YOUR INSTRUCTIONS >>
Scan the listing below. Report each line that includes "України".

Recorded data >>
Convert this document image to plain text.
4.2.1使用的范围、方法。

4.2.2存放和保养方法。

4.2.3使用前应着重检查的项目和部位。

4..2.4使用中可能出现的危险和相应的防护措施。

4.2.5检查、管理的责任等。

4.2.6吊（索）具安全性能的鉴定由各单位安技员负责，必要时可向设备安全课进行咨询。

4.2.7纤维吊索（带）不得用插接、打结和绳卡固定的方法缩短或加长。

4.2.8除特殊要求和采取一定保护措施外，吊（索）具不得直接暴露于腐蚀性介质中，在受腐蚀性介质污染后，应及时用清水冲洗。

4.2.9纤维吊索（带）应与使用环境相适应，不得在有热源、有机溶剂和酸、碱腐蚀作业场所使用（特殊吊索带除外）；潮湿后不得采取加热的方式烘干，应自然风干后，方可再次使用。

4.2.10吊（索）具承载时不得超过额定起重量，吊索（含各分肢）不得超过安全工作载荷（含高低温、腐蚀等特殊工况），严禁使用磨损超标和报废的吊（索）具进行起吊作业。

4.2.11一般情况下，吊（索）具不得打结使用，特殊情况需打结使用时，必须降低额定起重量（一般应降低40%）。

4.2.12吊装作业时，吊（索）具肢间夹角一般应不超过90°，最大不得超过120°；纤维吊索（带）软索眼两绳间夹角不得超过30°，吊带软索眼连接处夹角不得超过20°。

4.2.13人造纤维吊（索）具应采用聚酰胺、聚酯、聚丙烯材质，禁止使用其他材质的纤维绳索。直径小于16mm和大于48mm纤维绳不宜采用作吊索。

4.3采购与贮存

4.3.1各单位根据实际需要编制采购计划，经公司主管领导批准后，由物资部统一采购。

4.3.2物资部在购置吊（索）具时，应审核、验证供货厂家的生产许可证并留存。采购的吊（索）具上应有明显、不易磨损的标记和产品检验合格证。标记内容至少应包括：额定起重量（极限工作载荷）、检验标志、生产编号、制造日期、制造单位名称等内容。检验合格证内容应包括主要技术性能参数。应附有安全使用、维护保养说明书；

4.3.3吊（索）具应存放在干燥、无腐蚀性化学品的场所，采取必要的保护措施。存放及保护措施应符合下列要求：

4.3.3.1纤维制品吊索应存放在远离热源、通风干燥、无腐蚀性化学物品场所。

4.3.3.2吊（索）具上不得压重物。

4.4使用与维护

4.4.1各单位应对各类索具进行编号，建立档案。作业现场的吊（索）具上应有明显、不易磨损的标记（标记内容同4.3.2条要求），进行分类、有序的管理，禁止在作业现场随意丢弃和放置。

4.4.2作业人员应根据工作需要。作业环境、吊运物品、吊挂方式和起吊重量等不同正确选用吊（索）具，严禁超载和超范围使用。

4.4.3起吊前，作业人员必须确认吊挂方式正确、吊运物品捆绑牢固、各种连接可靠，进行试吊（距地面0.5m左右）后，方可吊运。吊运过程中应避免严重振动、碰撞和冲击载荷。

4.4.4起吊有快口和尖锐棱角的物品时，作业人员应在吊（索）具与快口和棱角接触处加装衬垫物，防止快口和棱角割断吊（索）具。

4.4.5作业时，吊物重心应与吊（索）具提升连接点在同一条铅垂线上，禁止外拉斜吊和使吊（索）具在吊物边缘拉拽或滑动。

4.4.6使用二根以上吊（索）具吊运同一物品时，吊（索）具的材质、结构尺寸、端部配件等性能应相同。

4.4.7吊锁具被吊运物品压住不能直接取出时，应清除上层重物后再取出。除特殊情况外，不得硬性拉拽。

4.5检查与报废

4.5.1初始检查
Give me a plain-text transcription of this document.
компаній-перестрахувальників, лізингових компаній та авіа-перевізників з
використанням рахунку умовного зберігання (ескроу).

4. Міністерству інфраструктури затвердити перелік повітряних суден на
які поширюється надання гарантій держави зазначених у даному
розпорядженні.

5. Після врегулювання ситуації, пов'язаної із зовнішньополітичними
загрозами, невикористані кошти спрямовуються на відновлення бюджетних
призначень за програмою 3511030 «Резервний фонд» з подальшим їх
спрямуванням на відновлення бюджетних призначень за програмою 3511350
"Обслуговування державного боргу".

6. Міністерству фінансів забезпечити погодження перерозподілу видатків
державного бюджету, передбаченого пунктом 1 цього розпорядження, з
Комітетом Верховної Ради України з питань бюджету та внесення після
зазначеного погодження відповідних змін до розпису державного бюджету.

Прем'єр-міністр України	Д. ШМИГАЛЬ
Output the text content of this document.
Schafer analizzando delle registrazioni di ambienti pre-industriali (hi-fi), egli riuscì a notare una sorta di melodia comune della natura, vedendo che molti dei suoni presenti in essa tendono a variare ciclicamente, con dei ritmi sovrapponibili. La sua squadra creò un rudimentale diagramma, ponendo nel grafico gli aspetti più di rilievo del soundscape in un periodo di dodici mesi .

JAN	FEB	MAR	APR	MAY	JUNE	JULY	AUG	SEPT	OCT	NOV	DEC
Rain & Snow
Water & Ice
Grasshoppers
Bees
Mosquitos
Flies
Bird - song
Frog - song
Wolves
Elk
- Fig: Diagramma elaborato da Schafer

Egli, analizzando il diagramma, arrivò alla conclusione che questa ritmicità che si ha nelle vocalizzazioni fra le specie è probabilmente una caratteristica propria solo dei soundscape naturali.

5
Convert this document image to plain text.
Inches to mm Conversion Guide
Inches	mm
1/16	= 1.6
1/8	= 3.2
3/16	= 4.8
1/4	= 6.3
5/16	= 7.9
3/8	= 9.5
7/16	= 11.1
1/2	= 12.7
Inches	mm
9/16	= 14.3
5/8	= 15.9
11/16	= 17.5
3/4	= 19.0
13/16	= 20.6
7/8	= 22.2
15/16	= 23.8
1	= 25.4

RESPONSE >>
Комітетом Верховної Ради України з питань бюджету та внесення після
Прем'єр-міністр України	Д. ШМИГАЛЬ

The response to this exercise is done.